-- Start of Exercise input --

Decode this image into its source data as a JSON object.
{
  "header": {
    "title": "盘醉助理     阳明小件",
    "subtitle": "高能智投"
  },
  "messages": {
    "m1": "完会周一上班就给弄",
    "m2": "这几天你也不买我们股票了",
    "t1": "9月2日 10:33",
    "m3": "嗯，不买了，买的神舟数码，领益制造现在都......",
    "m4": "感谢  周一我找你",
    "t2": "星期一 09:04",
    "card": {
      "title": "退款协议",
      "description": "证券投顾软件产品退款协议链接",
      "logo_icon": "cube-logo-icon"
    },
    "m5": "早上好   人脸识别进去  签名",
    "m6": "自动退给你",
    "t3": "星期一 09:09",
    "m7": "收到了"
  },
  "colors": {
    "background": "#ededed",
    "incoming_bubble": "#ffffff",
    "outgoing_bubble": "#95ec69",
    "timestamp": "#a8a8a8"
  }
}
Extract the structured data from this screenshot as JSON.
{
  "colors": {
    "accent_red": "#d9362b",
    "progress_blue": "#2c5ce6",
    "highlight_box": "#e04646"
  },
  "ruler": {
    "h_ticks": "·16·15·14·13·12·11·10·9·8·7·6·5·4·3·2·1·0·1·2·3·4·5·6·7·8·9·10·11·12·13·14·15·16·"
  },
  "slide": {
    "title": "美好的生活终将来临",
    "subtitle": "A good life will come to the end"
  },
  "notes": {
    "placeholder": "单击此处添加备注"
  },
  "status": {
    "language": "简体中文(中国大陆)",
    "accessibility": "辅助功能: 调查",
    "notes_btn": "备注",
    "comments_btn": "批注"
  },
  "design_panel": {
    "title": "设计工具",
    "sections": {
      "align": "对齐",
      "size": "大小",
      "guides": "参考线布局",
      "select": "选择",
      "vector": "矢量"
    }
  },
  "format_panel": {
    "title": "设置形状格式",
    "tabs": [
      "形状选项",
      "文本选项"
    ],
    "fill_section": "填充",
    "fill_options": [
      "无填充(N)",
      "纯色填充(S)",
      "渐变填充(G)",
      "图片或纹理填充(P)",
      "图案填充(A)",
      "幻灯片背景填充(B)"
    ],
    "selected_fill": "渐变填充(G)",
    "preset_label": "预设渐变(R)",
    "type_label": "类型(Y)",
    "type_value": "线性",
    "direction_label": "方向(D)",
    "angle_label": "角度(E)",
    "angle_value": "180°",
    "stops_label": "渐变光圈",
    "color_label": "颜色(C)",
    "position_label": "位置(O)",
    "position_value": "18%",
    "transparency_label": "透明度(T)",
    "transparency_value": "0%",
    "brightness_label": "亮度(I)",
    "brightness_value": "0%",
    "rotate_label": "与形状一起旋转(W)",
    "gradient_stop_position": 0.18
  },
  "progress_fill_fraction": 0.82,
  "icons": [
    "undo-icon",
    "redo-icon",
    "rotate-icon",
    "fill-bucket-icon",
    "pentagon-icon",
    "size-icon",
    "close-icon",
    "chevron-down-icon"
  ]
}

-- End of Exercise input --

The request: Give the data again, exactly as it stands.

Result of this exercise:
Decode this image into its source data as a JSON object.
{
  "header": {
    "title": "盘醉助理     阳明小件",
    "subtitle": "高能智投"
  },
  "messages": {
    "m1": "完会周一上班就给弄",
    "m2": "这几天你也不买我们股票了",
    "t1": "9月2日 10:33",
    "m3": "嗯，不买了，买的神舟数码，领益制造现在都......",
    "m4": "感谢  周一我找你",
    "t2": "星期一 09:04",
    "card": {
      "title": "退款协议",
      "description": "证券投顾软件产品退款协议链接",
      "logo_icon": "cube-logo-icon"
    },
    "m5": "早上好   人脸识别进去  签名",
    "m6": "自动退给你",
    "t3": "星期一 09:09",
    "m7": "收到了"
  },
  "colors": {
    "background": "#ededed",
    "incoming_bubble": "#ffffff",
    "outgoing_bubble": "#95ec69",
    "timestamp": "#a8a8a8"
  }
}
Extract the structured data from this screenshot as JSON.
{
  "colors": {
    "accent_red": "#d9362b",
    "progress_blue": "#2c5ce6",
    "highlight_box": "#e04646"
  },
  "ruler": {
    "h_ticks": "·16·15·14·13·12·11·10·9·8·7·6·5·4·3·2·1·0·1·2·3·4·5·6·7·8·9·10·11·12·13·14·15·16·"
  },
  "slide": {
    "title": "美好的生活终将来临",
    "subtitle": "A good life will come to the end"
  },
  "notes": {
    "placeholder": "单击此处添加备注"
  },
  "status": {
    "language": "简体中文(中国大陆)",
    "accessibility": "辅助功能: 调查",
    "notes_btn": "备注",
    "comments_btn": "批注"
  },
  "design_panel": {
    "title": "设计工具",
    "sections": {
      "align": "对齐",
      "size": "大小",
      "guides": "参考线布局",
      "select": "选择",
      "vector": "矢量"
    }
  },
  "format_panel": {
    "title": "设置形状格式",
    "tabs": [
      "形状选项",
      "文本选项"
    ],
    "fill_section": "填充",
    "fill_options": [
      "无填充(N)",
      "纯色填充(S)",
      "渐变填充(G)",
      "图片或纹理填充(P)",
      "图案填充(A)",
      "幻灯片背景填充(B)"
    ],
    "selected_fill": "渐变填充(G)",
    "preset_label": "预设渐变(R)",
    "type_label": "类型(Y)",
    "type_value": "线性",
    "direction_label": "方向(D)",
    "angle_label": "角度(E)",
    "angle_value": "180°",
    "stops_label": "渐变光圈",
    "color_label": "颜色(C)",
    "position_label": "位置(O)",
    "position_value": "18%",
    "transparency_label": "透明度(T)",
    "transparency_value": "0%",
    "brightness_label": "亮度(I)",
    "brightness_value": "0%",
    "rotate_label": "与形状一起旋转(W)",
    "gradient_stop_position": 0.18
  },
  "progress_fill_fraction": 0.82,
  "icons": [
    "undo-icon",
    "redo-icon",
    "rotate-icon",
    "fill-bucket-icon",
    "pentagon-icon",
    "size-icon",
    "close-icon",
    "chevron-down-icon"
  ]
}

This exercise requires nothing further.